-- BEGIN Data for this task --
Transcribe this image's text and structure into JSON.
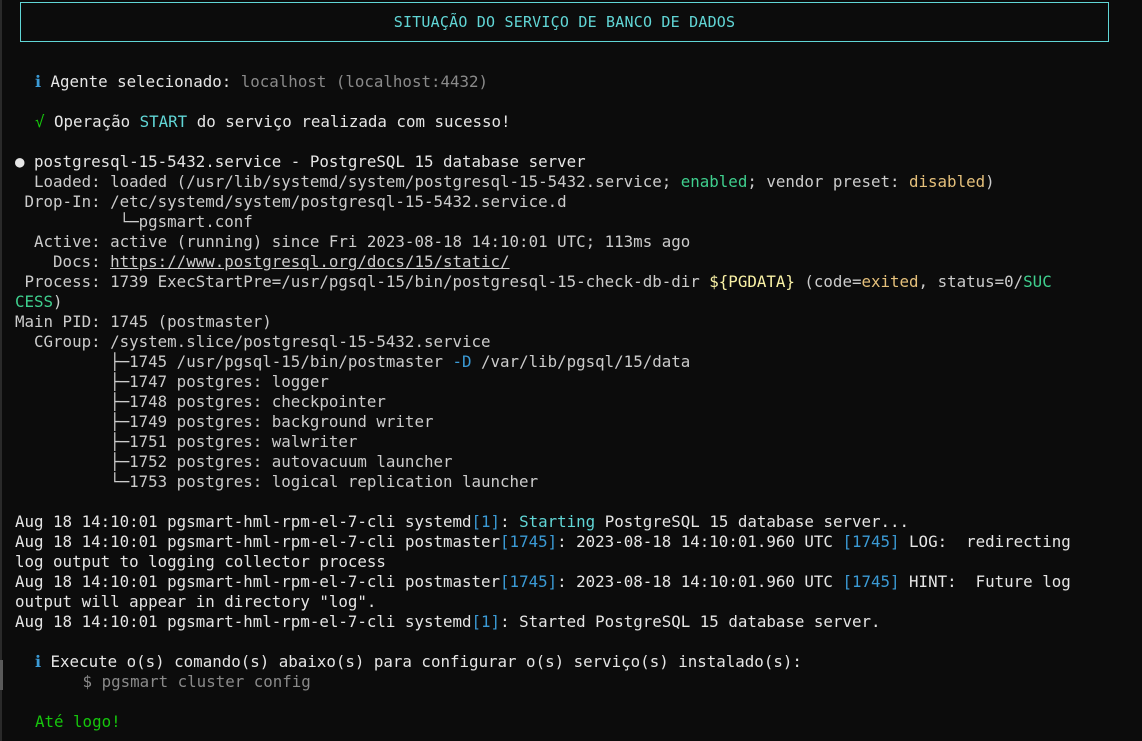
{
  "banner": {
    "title": "SITUAÇÃO DO SERVIÇO DE BANCO DE DADOS"
  },
  "agent": {
    "icon": "ℹ",
    "label": "Agente selecionado: ",
    "value": "localhost (localhost:4432)"
  },
  "operation": {
    "icon": "√",
    "before": "Operação ",
    "op": "START",
    "after": " do serviço realizada com sucesso!"
  },
  "status": {
    "bullet": "●",
    "service_line": " postgresql-15-5432.service - PostgreSQL 15 database server",
    "loaded_a": "  Loaded: loaded (/usr/lib/systemd/system/postgresql-15-5432.service; ",
    "loaded_enabled": "enabled",
    "loaded_b": "; vendor preset: ",
    "loaded_disabled": "disabled",
    "loaded_c": ")",
    "dropin_a": " Drop-In: /etc/systemd/system/postgresql-15-5432.service.d",
    "dropin_b": "           └─pgsmart.conf",
    "active": "  Active: active (running) since Fri 2023-08-18 14:10:01 UTC; 113ms ago",
    "docs_label": "    Docs: ",
    "docs_url": "https://www.postgresql.org/docs/15/static/",
    "process_a": " Process: 1739 ExecStartPre=/usr/pgsql-15/bin/postgresql-15-check-db-dir ",
    "process_var": "${PGDATA}",
    "process_b": " (code=",
    "process_exited": "exited",
    "process_c": ", status=0/",
    "process_succ1": "SUC",
    "process_succ2": "CESS",
    "process_d": ")",
    "mainpid": "Main PID: 1745 (postmaster)",
    "cgroup": "  CGroup: /system.slice/postgresql-15-5432.service",
    "tree_first_a": "          ├─1745 /usr/pgsql-15/bin/postmaster ",
    "tree_first_flag": "-D",
    "tree_first_b": " /var/lib/pgsql/15/data",
    "tree": [
      "          ├─1747 postgres: logger",
      "          ├─1748 postgres: checkpointer",
      "          ├─1749 postgres: background writer",
      "          ├─1751 postgres: walwriter",
      "          ├─1752 postgres: autovacuum launcher",
      "          └─1753 postgres: logical replication launcher"
    ]
  },
  "logs": {
    "prefix": "Aug 18 14:10:01 pgsmart-hml-rpm-el-7-cli ",
    "l1_proc": "systemd",
    "l1_pid": "[1]",
    "l1_sep": ": ",
    "l1_starting": "Starting",
    "l1_rest": " PostgreSQL 15 database server...",
    "l2_proc": "postmaster",
    "l2_pid": "[1745]",
    "l2_mid": ": 2023-08-18 14:10:01.960 UTC ",
    "l2_pid2": "[1745]",
    "l2_rest": " LOG:  redirecting",
    "l2_cont": "log output to logging collector process",
    "l3_proc": "postmaster",
    "l3_pid": "[1745]",
    "l3_mid": ": 2023-08-18 14:10:01.960 UTC ",
    "l3_pid2": "[1745]",
    "l3_rest": " HINT:  Future log",
    "l3_cont": "output will appear in directory \"log\".",
    "l4_proc": "systemd",
    "l4_pid": "[1]",
    "l4_rest": ": Started PostgreSQL 15 database server."
  },
  "hint": {
    "icon": "ℹ",
    "text": " Execute o(s) comando(s) abaixo(s) para configurar o(s) serviço(s) instalado(s):",
    "command": "     $ pgsmart cluster config"
  },
  "goodbye": "Até logo!",
  "colors": {
    "background": "#0c0c0c",
    "text": "#cccccc",
    "cyan": "#61d6d6",
    "blue": "#3b9bd6",
    "green": "#16c60c",
    "yellow": "#f9f1a5"
  }
}
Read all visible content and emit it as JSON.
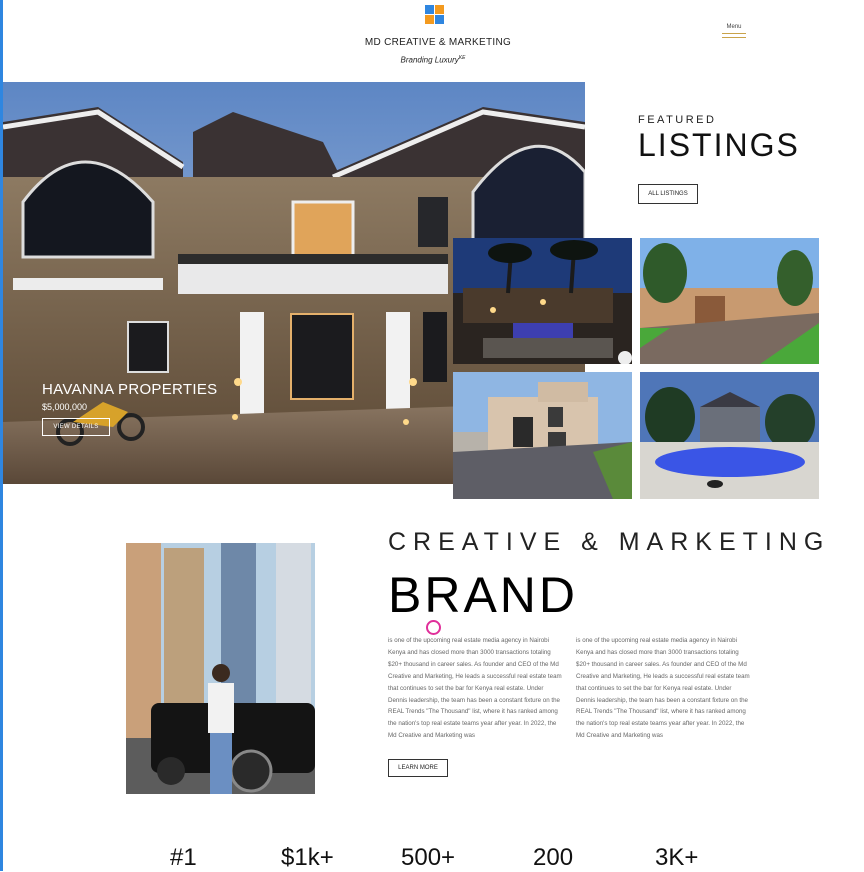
{
  "header": {
    "brand_title": "MD CREATIVE & MARKETING",
    "tagline": "Branding Luxury",
    "tagline_mark": "KE",
    "menu_label": "Menu"
  },
  "colors": {
    "accent_gold": "#c9a34a",
    "logo_blue": "#2f86e0",
    "logo_orange": "#f39a1f",
    "cursor_pink": "#e02f9a"
  },
  "hero": {
    "name": "HAVANNA PROPERTIES",
    "price": "$5,000,000",
    "button": "VIEW DETAILS"
  },
  "featured": {
    "small_heading": "FEATURED",
    "big_heading": "LISTINGS",
    "button": "ALL LISTINGS"
  },
  "about": {
    "heading_top": "CREATIVE & MARKETING",
    "heading_main": "BRAND",
    "paragraph_1": "is one of the upcoming real estate media agency in Nairobi Kenya and has closed more than 3000 transactions totaling $20+ thousand in career sales. As founder and CEO of the Md Creative and Marketing, He leads a successful real estate team that continues to set the bar for Kenya real estate. Under Dennis leadership, the team has been a constant fixture on the REAL Trends \"The Thousand\" list, where it has ranked among the nation's top real estate teams year after year. In 2022, the Md Creative and Marketing was",
    "paragraph_2": "is one of the upcoming real estate media agency in Nairobi Kenya and has closed more than 3000 transactions totaling $20+ thousand in career sales. As founder and CEO of the Md Creative and Marketing, He leads a successful real estate team that continues to set the bar for Kenya real estate. Under Dennis leadership, the team has been a constant fixture on the REAL Trends \"The Thousand\" list, where it has ranked among the nation's top real estate teams year after year. In 2022, the Md Creative and Marketing was",
    "button": "LEARN MORE"
  },
  "stats": [
    "#1",
    "$1k+",
    "500+",
    "200",
    "3K+"
  ]
}
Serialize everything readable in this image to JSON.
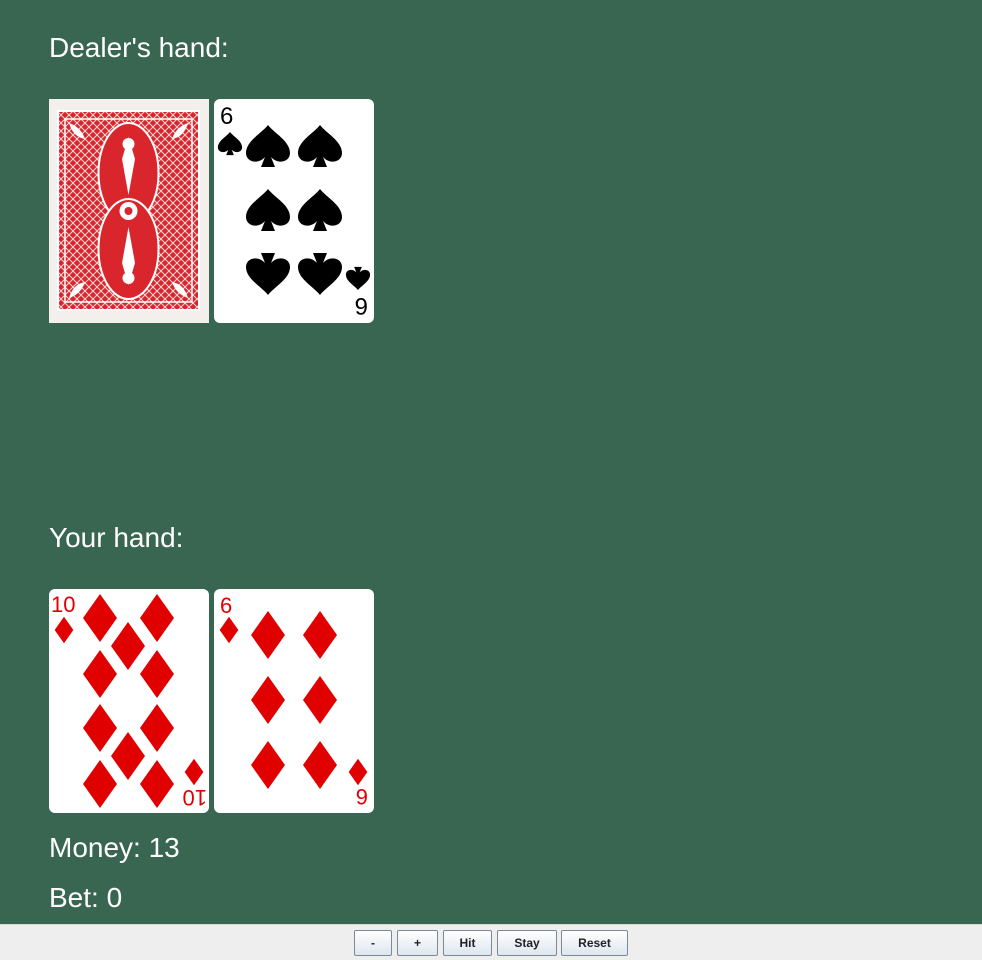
{
  "dealer": {
    "heading": "Dealer's hand:",
    "cards": [
      {
        "face_down": true
      },
      {
        "rank": "6",
        "suit": "spades",
        "color": "#000000"
      }
    ]
  },
  "player": {
    "heading": "Your hand:",
    "cards": [
      {
        "rank": "10",
        "suit": "diamonds",
        "color": "#e00000"
      },
      {
        "rank": "6",
        "suit": "diamonds",
        "color": "#e00000"
      }
    ]
  },
  "status": {
    "money": "Money: 13",
    "bet": "Bet: 0"
  },
  "controls": {
    "minus": "-",
    "plus": "+",
    "hit": "Hit",
    "stay": "Stay",
    "reset": "Reset"
  },
  "colors": {
    "felt": "#386650",
    "card_back": "#d8262c"
  }
}
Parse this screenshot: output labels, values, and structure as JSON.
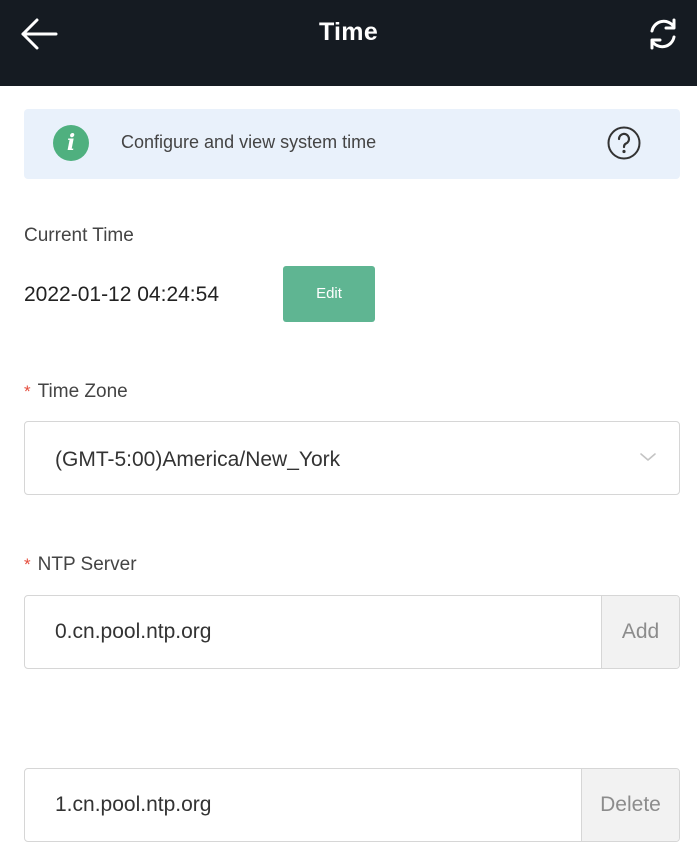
{
  "header": {
    "title": "Time",
    "back_icon": "arrow-left-icon",
    "refresh_icon": "refresh-icon"
  },
  "info_banner": {
    "text": "Configure and view system time",
    "info_icon_glyph": "i",
    "icon_color": "#4fb07f",
    "help_icon": "question-circle-icon"
  },
  "current_time": {
    "label": "Current Time",
    "value": "2022-01-12 04:24:54",
    "edit_label": "Edit"
  },
  "time_zone": {
    "required_mark": "*",
    "label": "Time Zone",
    "selected": "(GMT-5:00)America/New_York"
  },
  "ntp": {
    "required_mark": "*",
    "label": "NTP Server",
    "servers": [
      {
        "value": "0.cn.pool.ntp.org",
        "action_label": "Add"
      },
      {
        "value": "1.cn.pool.ntp.org",
        "action_label": "Delete"
      }
    ]
  },
  "colors": {
    "header_bg": "#151b22",
    "banner_bg": "#e9f1fb",
    "accent_green": "#5fb592",
    "required_red": "#e54c3c"
  }
}
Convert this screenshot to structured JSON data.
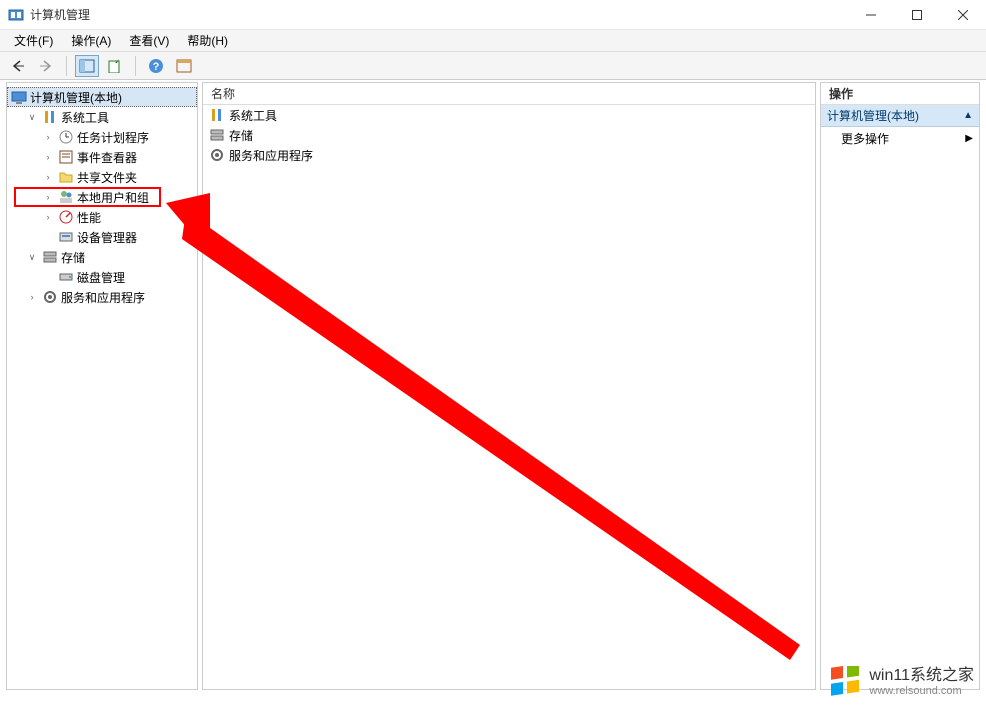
{
  "window": {
    "title": "计算机管理"
  },
  "menu": {
    "file": "文件(F)",
    "action": "操作(A)",
    "view": "查看(V)",
    "help": "帮助(H)"
  },
  "tree": {
    "root": "计算机管理(本地)",
    "system_tools": "系统工具",
    "task_scheduler": "任务计划程序",
    "event_viewer": "事件查看器",
    "shared_folders": "共享文件夹",
    "local_users": "本地用户和组",
    "performance": "性能",
    "device_manager": "设备管理器",
    "storage": "存储",
    "disk_mgmt": "磁盘管理",
    "services_apps": "服务和应用程序"
  },
  "list": {
    "header_name": "名称",
    "items": [
      "系统工具",
      "存储",
      "服务和应用程序"
    ]
  },
  "actions": {
    "header": "操作",
    "group": "计算机管理(本地)",
    "more": "更多操作"
  },
  "watermark": {
    "title": "win11系统之家",
    "url": "www.relsound.com"
  }
}
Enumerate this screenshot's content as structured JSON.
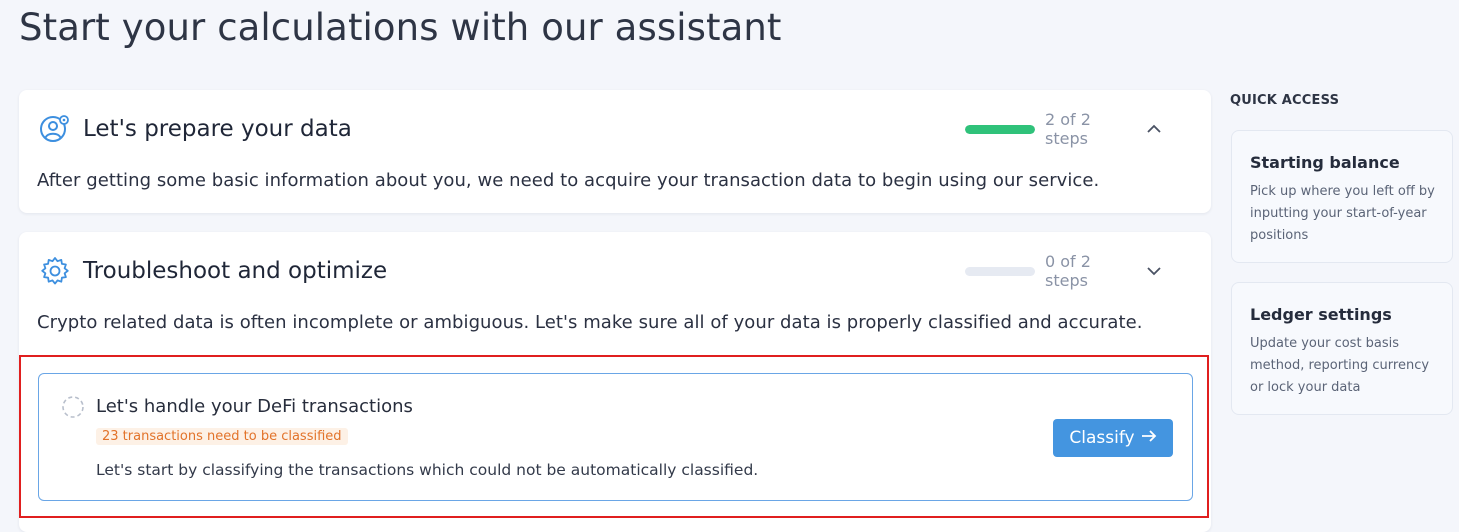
{
  "page": {
    "title": "Start your calculations with our assistant"
  },
  "sections": [
    {
      "title": "Let's prepare your data",
      "icon": "user-settings-icon",
      "progress_fraction": 1.0,
      "steps_text": "2 of 2 steps",
      "expanded": true,
      "description": "After getting some basic information about you, we need to acquire your transaction data to begin using our service."
    },
    {
      "title": "Troubleshoot and optimize",
      "icon": "gear-icon",
      "progress_fraction": 0.0,
      "steps_text": "0 of 2 steps",
      "expanded": false,
      "description": "Crypto related data is often incomplete or ambiguous. Let's make sure all of your data is properly classified and accurate."
    }
  ],
  "task": {
    "title": "Let's handle your DeFi transactions",
    "badge": "23 transactions need to be classified",
    "description": "Let's start by classifying the transactions which could not be automatically classified.",
    "button_label": "Classify",
    "status": "pending"
  },
  "quick_access": {
    "heading": "QUICK ACCESS",
    "items": [
      {
        "title": "Starting balance",
        "description": "Pick up where you left off by inputting your start-of-year positions"
      },
      {
        "title": "Ledger settings",
        "description": "Update your cost basis method, reporting currency or lock your data"
      }
    ]
  },
  "colors": {
    "accent": "#4495e0",
    "progress_complete": "#2fc27a",
    "badge_text": "#e2732a",
    "highlight": "#e01f1f"
  }
}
-- END Data for this task --
Find how many lines in the records contain the string "LISTINGS", then give the number alone.

**Solution**. 2